Begin The records
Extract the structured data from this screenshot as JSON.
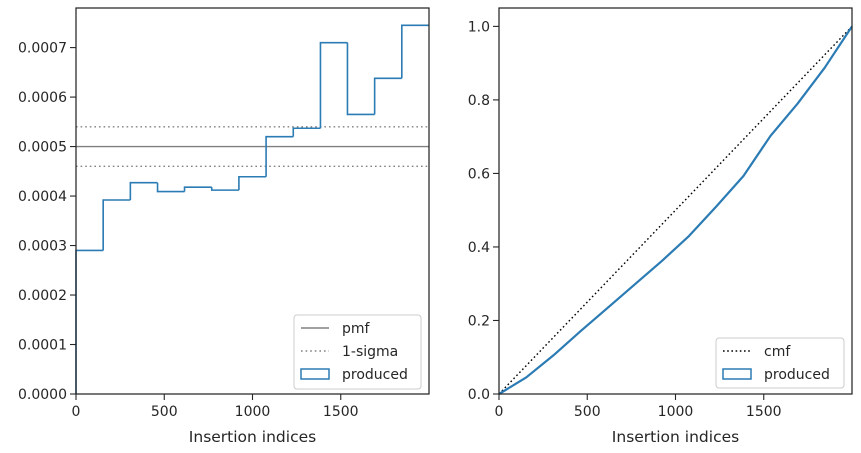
{
  "chart_data": [
    {
      "type": "histogram-step",
      "xlabel": "Insertion indices",
      "ylabel": "",
      "xlim": [
        0,
        2000
      ],
      "ylim": [
        0,
        0.00078
      ],
      "x_ticks": [
        0,
        500,
        1000,
        1500
      ],
      "x_tick_labels": [
        "0",
        "500",
        "1000",
        "1500"
      ],
      "y_ticks": [
        0,
        0.0001,
        0.0002,
        0.0003,
        0.0004,
        0.0005,
        0.0006,
        0.0007
      ],
      "y_tick_labels": [
        "0.0000",
        "0.0001",
        "0.0002",
        "0.0003",
        "0.0004",
        "0.0005",
        "0.0006",
        "0.0007"
      ],
      "bin_edges": [
        0,
        154,
        308,
        462,
        615,
        769,
        923,
        1077,
        1231,
        1385,
        1538,
        1692,
        1846,
        2000
      ],
      "values": [
        0.00029,
        0.000392,
        0.000427,
        0.000409,
        0.000418,
        0.000412,
        0.000439,
        0.00052,
        0.000537,
        0.00071,
        0.000565,
        0.000638,
        0.000745
      ],
      "reference_lines": [
        {
          "name": "pmf",
          "y": 0.0005,
          "style": "solid",
          "color": "#808080"
        },
        {
          "name": "1-sigma",
          "y": 0.00054,
          "style": "dotted",
          "color": "#808080"
        },
        {
          "name": "1-sigma",
          "y": 0.00046,
          "style": "dotted",
          "color": "#808080"
        }
      ],
      "series_color": "#2b7bb4",
      "legend": {
        "placement": "lower right",
        "entries": [
          "pmf",
          "1-sigma",
          "produced"
        ]
      }
    },
    {
      "type": "line",
      "xlabel": "Insertion indices",
      "ylabel": "",
      "xlim": [
        0,
        2000
      ],
      "ylim": [
        0,
        1.05
      ],
      "x_ticks": [
        0,
        500,
        1000,
        1500
      ],
      "x_tick_labels": [
        "0",
        "500",
        "1000",
        "1500"
      ],
      "y_ticks": [
        0,
        0.2,
        0.4,
        0.6,
        0.8,
        1.0
      ],
      "y_tick_labels": [
        "0.0",
        "0.2",
        "0.4",
        "0.6",
        "0.8",
        "1.0"
      ],
      "series": [
        {
          "name": "cmf",
          "style": "dotted",
          "color": "#000000",
          "x": [
            0,
            2000
          ],
          "y": [
            0,
            1.0
          ]
        },
        {
          "name": "produced",
          "style": "solid",
          "color": "#2b7bb4",
          "x": [
            0,
            154,
            308,
            462,
            615,
            769,
            923,
            1077,
            1231,
            1385,
            1538,
            1692,
            1846,
            2000
          ],
          "y": [
            0,
            0.045,
            0.105,
            0.171,
            0.234,
            0.298,
            0.362,
            0.43,
            0.51,
            0.593,
            0.702,
            0.79,
            0.888,
            1.0
          ]
        }
      ],
      "legend": {
        "placement": "lower right",
        "entries": [
          "cmf",
          "produced"
        ]
      }
    }
  ]
}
End The records
- **Exercise**: Look through the listing and extract every line with "name" in it.

- **Task answer**:
          "name": "pmf",
          "name": "1-sigma",
          "name": "1-sigma",
          "name": "cmf",
          "name": "produced",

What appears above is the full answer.